# [Short exercise]
Say how many lines contain the string "period". Give no other output.

# [Data provided]
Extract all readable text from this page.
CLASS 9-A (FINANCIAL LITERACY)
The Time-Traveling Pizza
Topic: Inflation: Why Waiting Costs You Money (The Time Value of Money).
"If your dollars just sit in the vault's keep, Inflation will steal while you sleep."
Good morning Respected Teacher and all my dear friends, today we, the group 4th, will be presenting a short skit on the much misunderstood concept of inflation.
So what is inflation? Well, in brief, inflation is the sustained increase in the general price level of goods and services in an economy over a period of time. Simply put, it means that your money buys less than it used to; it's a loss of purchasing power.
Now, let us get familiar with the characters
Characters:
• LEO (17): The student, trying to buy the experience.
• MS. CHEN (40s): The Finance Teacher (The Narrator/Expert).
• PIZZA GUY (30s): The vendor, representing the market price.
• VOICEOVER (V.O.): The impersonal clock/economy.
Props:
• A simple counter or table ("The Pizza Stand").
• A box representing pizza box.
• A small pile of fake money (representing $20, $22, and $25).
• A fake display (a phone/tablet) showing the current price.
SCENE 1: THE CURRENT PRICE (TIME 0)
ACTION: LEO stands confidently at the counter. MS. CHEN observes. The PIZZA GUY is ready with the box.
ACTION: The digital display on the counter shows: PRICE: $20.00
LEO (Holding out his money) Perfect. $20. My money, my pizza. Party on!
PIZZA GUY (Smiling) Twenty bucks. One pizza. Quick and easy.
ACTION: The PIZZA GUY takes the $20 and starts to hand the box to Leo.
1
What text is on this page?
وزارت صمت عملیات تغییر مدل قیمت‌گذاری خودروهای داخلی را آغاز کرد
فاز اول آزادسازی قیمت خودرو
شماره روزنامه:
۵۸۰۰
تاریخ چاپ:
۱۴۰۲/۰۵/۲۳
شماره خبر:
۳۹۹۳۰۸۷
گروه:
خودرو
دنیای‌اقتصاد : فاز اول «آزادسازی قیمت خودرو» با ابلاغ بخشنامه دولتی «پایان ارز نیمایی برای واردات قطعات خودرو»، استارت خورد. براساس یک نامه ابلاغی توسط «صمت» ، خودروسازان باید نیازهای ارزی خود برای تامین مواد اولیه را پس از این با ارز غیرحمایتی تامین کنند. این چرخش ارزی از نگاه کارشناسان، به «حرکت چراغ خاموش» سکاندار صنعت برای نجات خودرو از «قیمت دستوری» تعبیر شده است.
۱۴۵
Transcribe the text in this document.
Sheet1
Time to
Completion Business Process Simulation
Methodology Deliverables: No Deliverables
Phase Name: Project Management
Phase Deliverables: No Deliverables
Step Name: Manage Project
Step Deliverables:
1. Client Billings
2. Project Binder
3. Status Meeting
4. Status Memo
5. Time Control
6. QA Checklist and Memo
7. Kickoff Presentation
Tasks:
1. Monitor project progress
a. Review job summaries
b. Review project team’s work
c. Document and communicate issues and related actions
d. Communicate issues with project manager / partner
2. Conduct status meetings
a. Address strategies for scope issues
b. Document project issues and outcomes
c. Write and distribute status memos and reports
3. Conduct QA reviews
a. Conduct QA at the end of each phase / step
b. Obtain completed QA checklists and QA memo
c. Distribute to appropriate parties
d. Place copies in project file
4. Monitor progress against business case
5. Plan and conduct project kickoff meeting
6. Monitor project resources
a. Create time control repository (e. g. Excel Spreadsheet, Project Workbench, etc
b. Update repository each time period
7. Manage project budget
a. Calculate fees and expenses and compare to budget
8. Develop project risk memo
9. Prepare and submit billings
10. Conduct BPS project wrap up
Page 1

# [Written solution]
2